[Dataset listings of figures]
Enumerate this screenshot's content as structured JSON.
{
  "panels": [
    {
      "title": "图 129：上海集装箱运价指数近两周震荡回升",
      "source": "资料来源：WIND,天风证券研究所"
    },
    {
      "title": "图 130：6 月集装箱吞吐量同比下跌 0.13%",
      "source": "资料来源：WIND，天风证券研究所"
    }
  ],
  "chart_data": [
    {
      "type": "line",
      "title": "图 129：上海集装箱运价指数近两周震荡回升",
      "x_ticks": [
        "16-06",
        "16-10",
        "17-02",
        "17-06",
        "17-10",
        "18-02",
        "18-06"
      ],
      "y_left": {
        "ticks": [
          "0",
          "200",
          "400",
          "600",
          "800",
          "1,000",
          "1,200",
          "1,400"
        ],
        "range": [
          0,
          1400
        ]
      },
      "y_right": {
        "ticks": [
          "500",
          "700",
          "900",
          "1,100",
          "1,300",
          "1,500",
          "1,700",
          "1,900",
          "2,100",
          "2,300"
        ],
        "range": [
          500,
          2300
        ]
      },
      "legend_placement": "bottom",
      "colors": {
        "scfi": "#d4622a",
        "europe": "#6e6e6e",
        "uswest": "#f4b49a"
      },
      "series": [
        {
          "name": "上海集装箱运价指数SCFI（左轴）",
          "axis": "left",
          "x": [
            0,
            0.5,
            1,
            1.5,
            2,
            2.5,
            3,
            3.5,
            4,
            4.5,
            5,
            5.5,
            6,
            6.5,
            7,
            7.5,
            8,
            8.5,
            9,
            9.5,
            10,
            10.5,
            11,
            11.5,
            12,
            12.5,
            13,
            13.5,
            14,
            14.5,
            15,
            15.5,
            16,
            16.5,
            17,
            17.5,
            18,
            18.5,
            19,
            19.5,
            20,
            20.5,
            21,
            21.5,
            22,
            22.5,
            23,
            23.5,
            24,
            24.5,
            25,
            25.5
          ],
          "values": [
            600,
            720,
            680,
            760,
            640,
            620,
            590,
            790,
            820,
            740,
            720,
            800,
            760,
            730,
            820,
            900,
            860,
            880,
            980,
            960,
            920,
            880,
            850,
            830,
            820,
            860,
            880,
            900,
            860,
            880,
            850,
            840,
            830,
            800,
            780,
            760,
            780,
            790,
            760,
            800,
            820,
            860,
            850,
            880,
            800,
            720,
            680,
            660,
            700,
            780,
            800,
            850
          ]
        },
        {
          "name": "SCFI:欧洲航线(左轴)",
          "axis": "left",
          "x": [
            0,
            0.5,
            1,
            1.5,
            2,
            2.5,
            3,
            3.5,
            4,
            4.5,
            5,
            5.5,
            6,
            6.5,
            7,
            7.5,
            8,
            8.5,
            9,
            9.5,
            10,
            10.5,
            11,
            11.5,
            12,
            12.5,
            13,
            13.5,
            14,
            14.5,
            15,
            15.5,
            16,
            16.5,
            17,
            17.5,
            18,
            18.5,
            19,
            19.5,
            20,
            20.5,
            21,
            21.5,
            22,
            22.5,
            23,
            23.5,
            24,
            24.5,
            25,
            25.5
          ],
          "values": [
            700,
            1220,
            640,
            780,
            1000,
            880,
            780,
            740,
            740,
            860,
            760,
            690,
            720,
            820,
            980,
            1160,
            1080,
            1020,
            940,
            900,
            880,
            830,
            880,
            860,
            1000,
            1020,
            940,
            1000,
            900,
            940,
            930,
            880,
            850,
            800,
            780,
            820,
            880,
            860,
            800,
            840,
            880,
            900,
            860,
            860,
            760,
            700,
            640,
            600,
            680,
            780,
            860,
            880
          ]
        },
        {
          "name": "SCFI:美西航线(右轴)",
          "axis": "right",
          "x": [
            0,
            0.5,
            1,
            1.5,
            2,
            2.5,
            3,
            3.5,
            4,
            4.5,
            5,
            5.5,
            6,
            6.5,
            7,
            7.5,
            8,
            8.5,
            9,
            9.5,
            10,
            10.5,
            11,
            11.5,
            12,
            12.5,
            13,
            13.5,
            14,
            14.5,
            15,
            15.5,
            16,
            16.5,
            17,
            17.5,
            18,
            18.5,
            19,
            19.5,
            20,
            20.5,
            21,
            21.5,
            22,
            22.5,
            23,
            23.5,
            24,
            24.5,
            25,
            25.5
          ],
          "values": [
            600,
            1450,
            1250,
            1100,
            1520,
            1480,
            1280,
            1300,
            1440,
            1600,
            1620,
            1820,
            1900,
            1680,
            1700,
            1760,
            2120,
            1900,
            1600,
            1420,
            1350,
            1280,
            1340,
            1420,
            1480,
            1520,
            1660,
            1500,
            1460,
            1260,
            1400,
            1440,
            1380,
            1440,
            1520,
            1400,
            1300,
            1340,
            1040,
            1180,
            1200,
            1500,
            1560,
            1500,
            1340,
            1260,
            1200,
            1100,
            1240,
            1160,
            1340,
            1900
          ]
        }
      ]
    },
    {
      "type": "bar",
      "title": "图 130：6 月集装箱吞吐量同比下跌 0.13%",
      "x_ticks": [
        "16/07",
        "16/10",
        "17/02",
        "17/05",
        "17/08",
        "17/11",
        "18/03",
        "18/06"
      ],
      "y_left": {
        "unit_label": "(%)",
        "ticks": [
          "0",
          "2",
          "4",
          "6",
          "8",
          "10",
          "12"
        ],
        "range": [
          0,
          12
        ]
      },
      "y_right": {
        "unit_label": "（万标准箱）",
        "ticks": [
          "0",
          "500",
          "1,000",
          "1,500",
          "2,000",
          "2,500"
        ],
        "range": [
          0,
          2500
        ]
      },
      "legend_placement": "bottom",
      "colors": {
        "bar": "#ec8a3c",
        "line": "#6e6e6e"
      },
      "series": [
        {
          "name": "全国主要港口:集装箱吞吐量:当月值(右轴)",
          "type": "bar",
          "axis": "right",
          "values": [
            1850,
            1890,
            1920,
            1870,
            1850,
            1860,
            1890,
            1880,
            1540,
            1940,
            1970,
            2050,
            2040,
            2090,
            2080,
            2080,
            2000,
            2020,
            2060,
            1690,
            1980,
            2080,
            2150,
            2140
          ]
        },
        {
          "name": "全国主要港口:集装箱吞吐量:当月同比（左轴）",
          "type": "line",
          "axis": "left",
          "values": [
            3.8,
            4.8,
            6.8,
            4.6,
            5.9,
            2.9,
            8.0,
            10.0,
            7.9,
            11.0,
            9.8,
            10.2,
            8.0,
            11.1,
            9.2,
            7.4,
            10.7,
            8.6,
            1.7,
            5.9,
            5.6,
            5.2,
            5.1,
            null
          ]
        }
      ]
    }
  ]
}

## WORK TO BE COMPLETED
Report each line of the material above where the word "name" appears.

## FULL RESPONSE
          "name": "上海集装箱运价指数SCFI（左轴）",
          "name": "SCFI:欧洲航线(左轴)",
          "name": "SCFI:美西航线(右轴)",
          "name": "全国主要港口:集装箱吞吐量:当月值(右轴)",
          "name": "全国主要港口:集装箱吞吐量:当月同比（左轴）",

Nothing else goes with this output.